§ Available records
☆ ☆ ☆

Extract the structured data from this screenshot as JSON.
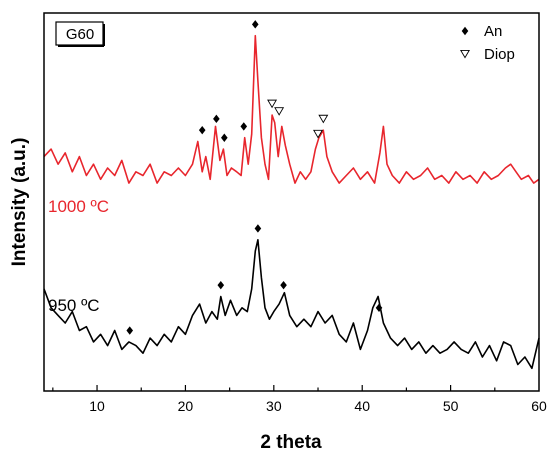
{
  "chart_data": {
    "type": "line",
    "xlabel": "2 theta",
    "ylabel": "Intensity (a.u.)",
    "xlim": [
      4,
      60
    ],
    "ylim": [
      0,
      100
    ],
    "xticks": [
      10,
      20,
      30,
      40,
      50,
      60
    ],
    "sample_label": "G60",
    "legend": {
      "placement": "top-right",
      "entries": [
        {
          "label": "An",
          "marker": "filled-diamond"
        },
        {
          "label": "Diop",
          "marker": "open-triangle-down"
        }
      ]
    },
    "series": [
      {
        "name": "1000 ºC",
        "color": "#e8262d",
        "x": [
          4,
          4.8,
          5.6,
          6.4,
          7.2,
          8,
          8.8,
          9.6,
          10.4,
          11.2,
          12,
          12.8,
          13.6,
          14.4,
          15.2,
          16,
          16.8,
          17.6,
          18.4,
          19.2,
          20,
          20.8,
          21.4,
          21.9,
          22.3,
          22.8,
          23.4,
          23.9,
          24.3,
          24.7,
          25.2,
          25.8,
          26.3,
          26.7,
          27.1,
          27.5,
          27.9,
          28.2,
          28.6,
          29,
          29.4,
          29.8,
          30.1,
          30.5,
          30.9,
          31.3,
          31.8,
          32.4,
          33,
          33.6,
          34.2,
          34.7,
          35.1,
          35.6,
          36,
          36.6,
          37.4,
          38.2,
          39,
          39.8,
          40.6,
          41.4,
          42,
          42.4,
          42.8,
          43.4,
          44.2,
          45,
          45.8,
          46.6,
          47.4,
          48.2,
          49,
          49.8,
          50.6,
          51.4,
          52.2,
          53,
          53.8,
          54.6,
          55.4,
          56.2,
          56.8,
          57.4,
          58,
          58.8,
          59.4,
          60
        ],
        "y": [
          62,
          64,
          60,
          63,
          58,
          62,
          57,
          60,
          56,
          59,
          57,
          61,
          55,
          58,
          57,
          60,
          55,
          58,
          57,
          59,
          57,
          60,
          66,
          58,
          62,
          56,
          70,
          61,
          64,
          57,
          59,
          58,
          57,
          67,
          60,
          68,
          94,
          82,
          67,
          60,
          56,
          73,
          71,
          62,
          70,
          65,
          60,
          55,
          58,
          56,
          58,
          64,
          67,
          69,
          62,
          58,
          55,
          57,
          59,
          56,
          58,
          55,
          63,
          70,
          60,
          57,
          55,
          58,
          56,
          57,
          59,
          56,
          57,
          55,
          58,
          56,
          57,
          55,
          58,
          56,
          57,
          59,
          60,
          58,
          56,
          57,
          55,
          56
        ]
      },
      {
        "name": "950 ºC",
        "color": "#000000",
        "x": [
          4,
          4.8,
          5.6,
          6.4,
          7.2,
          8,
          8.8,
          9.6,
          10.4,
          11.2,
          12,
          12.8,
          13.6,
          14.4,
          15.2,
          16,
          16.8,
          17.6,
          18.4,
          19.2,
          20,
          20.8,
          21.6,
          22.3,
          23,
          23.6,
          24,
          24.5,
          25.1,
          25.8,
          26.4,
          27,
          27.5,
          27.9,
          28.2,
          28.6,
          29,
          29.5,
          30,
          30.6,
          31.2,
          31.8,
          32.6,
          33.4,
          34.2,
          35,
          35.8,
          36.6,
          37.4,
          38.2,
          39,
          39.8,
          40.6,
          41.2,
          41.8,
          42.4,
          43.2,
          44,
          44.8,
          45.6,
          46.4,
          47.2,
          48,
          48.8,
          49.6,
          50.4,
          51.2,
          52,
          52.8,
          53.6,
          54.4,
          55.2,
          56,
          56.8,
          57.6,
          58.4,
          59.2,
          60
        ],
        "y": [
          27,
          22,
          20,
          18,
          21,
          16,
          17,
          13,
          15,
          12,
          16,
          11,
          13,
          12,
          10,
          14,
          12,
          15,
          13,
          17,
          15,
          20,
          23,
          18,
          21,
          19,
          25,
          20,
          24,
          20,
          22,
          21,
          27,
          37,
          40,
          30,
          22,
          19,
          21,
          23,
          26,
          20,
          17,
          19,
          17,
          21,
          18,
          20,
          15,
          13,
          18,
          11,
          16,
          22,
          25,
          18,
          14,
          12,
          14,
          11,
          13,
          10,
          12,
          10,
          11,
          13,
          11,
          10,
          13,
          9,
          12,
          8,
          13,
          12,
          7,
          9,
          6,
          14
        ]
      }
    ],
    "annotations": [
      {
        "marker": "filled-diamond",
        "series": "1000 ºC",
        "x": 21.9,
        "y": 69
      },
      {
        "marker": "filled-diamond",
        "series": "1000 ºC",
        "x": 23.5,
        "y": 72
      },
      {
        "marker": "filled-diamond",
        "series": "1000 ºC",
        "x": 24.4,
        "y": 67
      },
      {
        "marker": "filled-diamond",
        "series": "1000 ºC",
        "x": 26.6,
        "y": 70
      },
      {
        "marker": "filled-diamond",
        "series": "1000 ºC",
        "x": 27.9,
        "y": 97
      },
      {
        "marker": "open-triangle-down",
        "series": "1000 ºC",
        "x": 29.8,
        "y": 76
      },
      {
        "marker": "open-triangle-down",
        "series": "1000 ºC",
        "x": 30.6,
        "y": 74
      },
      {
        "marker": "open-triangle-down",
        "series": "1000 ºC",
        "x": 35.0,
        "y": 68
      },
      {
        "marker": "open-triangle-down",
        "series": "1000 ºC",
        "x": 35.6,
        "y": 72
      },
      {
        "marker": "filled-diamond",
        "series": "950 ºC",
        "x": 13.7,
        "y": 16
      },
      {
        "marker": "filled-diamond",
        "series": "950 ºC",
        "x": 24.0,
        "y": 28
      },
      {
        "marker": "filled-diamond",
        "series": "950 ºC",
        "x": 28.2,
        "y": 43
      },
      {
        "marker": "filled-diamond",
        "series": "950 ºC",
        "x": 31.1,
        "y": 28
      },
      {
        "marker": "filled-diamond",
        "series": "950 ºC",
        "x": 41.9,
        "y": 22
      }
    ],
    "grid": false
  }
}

☆ ☆ ☆

§ Exercise
Omit the pictures, and quote the material above exactly as given.

§ The solution
Extract the structured data from this screenshot as JSON.
{
  "chart_data": {
    "type": "line",
    "xlabel": "2 theta",
    "ylabel": "Intensity (a.u.)",
    "xlim": [
      4,
      60
    ],
    "ylim": [
      0,
      100
    ],
    "xticks": [
      10,
      20,
      30,
      40,
      50,
      60
    ],
    "sample_label": "G60",
    "legend": {
      "placement": "top-right",
      "entries": [
        {
          "label": "An",
          "marker": "filled-diamond"
        },
        {
          "label": "Diop",
          "marker": "open-triangle-down"
        }
      ]
    },
    "series": [
      {
        "name": "1000 ºC",
        "color": "#e8262d",
        "x": [
          4,
          4.8,
          5.6,
          6.4,
          7.2,
          8,
          8.8,
          9.6,
          10.4,
          11.2,
          12,
          12.8,
          13.6,
          14.4,
          15.2,
          16,
          16.8,
          17.6,
          18.4,
          19.2,
          20,
          20.8,
          21.4,
          21.9,
          22.3,
          22.8,
          23.4,
          23.9,
          24.3,
          24.7,
          25.2,
          25.8,
          26.3,
          26.7,
          27.1,
          27.5,
          27.9,
          28.2,
          28.6,
          29,
          29.4,
          29.8,
          30.1,
          30.5,
          30.9,
          31.3,
          31.8,
          32.4,
          33,
          33.6,
          34.2,
          34.7,
          35.1,
          35.6,
          36,
          36.6,
          37.4,
          38.2,
          39,
          39.8,
          40.6,
          41.4,
          42,
          42.4,
          42.8,
          43.4,
          44.2,
          45,
          45.8,
          46.6,
          47.4,
          48.2,
          49,
          49.8,
          50.6,
          51.4,
          52.2,
          53,
          53.8,
          54.6,
          55.4,
          56.2,
          56.8,
          57.4,
          58,
          58.8,
          59.4,
          60
        ],
        "y": [
          62,
          64,
          60,
          63,
          58,
          62,
          57,
          60,
          56,
          59,
          57,
          61,
          55,
          58,
          57,
          60,
          55,
          58,
          57,
          59,
          57,
          60,
          66,
          58,
          62,
          56,
          70,
          61,
          64,
          57,
          59,
          58,
          57,
          67,
          60,
          68,
          94,
          82,
          67,
          60,
          56,
          73,
          71,
          62,
          70,
          65,
          60,
          55,
          58,
          56,
          58,
          64,
          67,
          69,
          62,
          58,
          55,
          57,
          59,
          56,
          58,
          55,
          63,
          70,
          60,
          57,
          55,
          58,
          56,
          57,
          59,
          56,
          57,
          55,
          58,
          56,
          57,
          55,
          58,
          56,
          57,
          59,
          60,
          58,
          56,
          57,
          55,
          56
        ]
      },
      {
        "name": "950 ºC",
        "color": "#000000",
        "x": [
          4,
          4.8,
          5.6,
          6.4,
          7.2,
          8,
          8.8,
          9.6,
          10.4,
          11.2,
          12,
          12.8,
          13.6,
          14.4,
          15.2,
          16,
          16.8,
          17.6,
          18.4,
          19.2,
          20,
          20.8,
          21.6,
          22.3,
          23,
          23.6,
          24,
          24.5,
          25.1,
          25.8,
          26.4,
          27,
          27.5,
          27.9,
          28.2,
          28.6,
          29,
          29.5,
          30,
          30.6,
          31.2,
          31.8,
          32.6,
          33.4,
          34.2,
          35,
          35.8,
          36.6,
          37.4,
          38.2,
          39,
          39.8,
          40.6,
          41.2,
          41.8,
          42.4,
          43.2,
          44,
          44.8,
          45.6,
          46.4,
          47.2,
          48,
          48.8,
          49.6,
          50.4,
          51.2,
          52,
          52.8,
          53.6,
          54.4,
          55.2,
          56,
          56.8,
          57.6,
          58.4,
          59.2,
          60
        ],
        "y": [
          27,
          22,
          20,
          18,
          21,
          16,
          17,
          13,
          15,
          12,
          16,
          11,
          13,
          12,
          10,
          14,
          12,
          15,
          13,
          17,
          15,
          20,
          23,
          18,
          21,
          19,
          25,
          20,
          24,
          20,
          22,
          21,
          27,
          37,
          40,
          30,
          22,
          19,
          21,
          23,
          26,
          20,
          17,
          19,
          17,
          21,
          18,
          20,
          15,
          13,
          18,
          11,
          16,
          22,
          25,
          18,
          14,
          12,
          14,
          11,
          13,
          10,
          12,
          10,
          11,
          13,
          11,
          10,
          13,
          9,
          12,
          8,
          13,
          12,
          7,
          9,
          6,
          14
        ]
      }
    ],
    "annotations": [
      {
        "marker": "filled-diamond",
        "series": "1000 ºC",
        "x": 21.9,
        "y": 69
      },
      {
        "marker": "filled-diamond",
        "series": "1000 ºC",
        "x": 23.5,
        "y": 72
      },
      {
        "marker": "filled-diamond",
        "series": "1000 ºC",
        "x": 24.4,
        "y": 67
      },
      {
        "marker": "filled-diamond",
        "series": "1000 ºC",
        "x": 26.6,
        "y": 70
      },
      {
        "marker": "filled-diamond",
        "series": "1000 ºC",
        "x": 27.9,
        "y": 97
      },
      {
        "marker": "open-triangle-down",
        "series": "1000 ºC",
        "x": 29.8,
        "y": 76
      },
      {
        "marker": "open-triangle-down",
        "series": "1000 ºC",
        "x": 30.6,
        "y": 74
      },
      {
        "marker": "open-triangle-down",
        "series": "1000 ºC",
        "x": 35.0,
        "y": 68
      },
      {
        "marker": "open-triangle-down",
        "series": "1000 ºC",
        "x": 35.6,
        "y": 72
      },
      {
        "marker": "filled-diamond",
        "series": "950 ºC",
        "x": 13.7,
        "y": 16
      },
      {
        "marker": "filled-diamond",
        "series": "950 ºC",
        "x": 24.0,
        "y": 28
      },
      {
        "marker": "filled-diamond",
        "series": "950 ºC",
        "x": 28.2,
        "y": 43
      },
      {
        "marker": "filled-diamond",
        "series": "950 ºC",
        "x": 31.1,
        "y": 28
      },
      {
        "marker": "filled-diamond",
        "series": "950 ºC",
        "x": 41.9,
        "y": 22
      }
    ],
    "grid": false
  }
}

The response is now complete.